__Challenge__
Select, from the data, each line where "Display" occurs.

__The input__

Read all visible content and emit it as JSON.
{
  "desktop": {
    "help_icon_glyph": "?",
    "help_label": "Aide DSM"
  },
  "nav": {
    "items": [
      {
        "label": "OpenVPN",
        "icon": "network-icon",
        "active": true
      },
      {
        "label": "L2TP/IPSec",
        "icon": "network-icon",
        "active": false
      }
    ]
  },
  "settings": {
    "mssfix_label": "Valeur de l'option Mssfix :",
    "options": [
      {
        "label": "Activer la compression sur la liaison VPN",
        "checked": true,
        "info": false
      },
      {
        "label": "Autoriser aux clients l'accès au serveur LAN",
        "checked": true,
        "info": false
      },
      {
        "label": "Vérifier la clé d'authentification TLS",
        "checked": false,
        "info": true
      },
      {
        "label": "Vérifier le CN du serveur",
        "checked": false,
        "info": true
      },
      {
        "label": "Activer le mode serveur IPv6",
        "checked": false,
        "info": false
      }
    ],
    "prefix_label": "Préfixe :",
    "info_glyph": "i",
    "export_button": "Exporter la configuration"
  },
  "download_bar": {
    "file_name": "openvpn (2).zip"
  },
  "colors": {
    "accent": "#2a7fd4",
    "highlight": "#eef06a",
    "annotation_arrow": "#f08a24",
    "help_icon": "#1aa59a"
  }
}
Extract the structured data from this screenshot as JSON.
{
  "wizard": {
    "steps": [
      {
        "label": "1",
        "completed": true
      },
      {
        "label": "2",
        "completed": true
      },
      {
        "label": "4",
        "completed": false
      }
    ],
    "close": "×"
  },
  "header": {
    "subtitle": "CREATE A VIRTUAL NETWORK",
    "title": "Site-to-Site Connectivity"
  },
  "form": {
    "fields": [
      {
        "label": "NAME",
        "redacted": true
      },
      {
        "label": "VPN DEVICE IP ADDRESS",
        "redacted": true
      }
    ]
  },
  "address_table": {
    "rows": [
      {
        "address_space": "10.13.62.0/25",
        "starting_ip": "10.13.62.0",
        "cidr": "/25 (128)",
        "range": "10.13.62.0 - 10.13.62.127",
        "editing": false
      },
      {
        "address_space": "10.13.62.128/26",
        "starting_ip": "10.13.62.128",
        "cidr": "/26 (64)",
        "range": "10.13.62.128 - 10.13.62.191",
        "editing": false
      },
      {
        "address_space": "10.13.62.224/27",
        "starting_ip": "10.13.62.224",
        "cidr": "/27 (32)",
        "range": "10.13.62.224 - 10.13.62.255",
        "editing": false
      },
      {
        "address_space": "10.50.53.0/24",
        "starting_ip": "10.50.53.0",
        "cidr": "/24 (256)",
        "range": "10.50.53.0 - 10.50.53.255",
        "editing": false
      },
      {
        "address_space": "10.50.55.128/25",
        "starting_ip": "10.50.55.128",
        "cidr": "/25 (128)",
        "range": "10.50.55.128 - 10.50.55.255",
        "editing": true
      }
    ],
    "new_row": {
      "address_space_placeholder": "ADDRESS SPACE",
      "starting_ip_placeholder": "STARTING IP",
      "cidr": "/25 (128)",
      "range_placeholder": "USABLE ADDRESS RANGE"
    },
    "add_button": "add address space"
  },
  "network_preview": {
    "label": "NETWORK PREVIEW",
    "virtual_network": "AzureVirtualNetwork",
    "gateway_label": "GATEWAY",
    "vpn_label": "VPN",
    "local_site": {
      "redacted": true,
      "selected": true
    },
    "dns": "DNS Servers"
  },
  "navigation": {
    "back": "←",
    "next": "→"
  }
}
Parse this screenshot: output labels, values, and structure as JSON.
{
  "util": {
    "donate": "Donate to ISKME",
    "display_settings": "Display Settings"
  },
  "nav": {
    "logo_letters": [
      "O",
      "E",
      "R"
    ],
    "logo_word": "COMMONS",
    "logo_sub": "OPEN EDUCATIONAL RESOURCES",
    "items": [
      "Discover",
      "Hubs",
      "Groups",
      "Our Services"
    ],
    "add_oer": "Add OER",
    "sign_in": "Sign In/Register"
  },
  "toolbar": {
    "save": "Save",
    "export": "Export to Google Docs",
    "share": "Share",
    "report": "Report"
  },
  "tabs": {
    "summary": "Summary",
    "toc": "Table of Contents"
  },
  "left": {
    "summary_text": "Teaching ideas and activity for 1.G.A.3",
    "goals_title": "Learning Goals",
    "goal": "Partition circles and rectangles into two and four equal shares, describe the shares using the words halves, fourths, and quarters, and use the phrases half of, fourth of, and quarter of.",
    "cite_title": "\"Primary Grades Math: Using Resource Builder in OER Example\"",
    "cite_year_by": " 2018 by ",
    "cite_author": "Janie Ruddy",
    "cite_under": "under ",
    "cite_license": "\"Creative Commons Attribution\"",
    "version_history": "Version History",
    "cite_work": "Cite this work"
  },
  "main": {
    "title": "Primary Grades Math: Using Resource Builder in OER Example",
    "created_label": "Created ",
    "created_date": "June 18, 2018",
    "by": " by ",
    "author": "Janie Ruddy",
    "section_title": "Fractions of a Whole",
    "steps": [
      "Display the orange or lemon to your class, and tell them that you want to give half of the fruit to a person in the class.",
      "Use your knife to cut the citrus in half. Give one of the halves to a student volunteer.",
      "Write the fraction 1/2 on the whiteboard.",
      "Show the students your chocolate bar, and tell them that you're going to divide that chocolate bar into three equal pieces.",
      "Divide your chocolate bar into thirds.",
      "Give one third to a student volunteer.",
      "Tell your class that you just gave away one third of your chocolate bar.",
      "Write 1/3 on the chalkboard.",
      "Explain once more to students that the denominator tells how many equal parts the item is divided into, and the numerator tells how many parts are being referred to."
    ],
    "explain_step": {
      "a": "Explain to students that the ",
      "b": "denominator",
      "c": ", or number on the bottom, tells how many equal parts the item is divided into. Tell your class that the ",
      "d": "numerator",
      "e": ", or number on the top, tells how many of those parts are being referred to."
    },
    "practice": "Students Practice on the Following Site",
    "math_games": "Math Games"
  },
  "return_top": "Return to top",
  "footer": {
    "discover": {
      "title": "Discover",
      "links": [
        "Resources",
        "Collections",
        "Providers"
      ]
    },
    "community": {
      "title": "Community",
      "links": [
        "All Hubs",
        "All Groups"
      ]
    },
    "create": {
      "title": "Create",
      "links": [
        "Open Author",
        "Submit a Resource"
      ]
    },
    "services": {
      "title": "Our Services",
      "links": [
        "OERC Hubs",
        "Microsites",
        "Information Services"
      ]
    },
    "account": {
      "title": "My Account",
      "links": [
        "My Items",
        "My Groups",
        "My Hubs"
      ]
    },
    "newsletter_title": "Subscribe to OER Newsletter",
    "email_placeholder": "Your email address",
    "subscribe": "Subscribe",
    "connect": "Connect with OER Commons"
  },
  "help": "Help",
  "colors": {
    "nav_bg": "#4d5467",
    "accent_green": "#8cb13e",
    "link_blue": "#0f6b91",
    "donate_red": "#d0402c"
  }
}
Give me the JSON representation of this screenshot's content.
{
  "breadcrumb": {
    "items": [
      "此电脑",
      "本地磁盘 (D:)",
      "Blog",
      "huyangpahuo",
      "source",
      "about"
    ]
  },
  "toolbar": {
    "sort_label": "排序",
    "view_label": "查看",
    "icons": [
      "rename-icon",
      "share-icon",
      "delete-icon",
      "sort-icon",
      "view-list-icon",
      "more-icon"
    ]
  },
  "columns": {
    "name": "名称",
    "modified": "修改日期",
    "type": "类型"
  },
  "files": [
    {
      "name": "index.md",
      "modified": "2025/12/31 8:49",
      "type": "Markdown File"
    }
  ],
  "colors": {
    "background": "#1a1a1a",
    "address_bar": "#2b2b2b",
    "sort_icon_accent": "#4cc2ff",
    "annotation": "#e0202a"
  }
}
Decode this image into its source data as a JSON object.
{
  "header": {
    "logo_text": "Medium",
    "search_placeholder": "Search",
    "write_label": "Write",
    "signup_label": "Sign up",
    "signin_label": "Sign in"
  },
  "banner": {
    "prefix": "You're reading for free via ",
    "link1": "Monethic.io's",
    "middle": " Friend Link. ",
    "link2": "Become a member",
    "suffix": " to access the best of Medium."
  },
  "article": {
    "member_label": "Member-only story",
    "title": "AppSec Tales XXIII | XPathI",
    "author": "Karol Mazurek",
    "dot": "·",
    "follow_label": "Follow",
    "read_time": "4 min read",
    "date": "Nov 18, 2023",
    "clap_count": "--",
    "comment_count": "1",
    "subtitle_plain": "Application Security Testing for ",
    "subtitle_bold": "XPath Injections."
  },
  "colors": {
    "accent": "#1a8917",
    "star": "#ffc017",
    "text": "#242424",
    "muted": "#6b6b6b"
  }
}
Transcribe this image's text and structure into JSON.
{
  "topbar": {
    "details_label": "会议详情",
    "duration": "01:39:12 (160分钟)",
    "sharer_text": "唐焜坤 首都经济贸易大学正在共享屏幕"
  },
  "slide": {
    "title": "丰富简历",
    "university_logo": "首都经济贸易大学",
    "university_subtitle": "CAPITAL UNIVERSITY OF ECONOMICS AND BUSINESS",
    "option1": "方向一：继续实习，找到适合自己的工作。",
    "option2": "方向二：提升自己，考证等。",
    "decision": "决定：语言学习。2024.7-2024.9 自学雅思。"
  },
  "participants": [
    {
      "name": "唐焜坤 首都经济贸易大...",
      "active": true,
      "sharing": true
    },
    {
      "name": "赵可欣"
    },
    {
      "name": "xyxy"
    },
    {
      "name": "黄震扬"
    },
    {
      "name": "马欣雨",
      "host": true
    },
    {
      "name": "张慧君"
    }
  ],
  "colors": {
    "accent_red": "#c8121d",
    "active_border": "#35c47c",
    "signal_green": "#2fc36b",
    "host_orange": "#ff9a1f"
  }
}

__Output below__
    "display_settings": "Display Settings"
      "Display the orange or lemon to your class, and tell them that you want to give half of the fruit to a person in the class.",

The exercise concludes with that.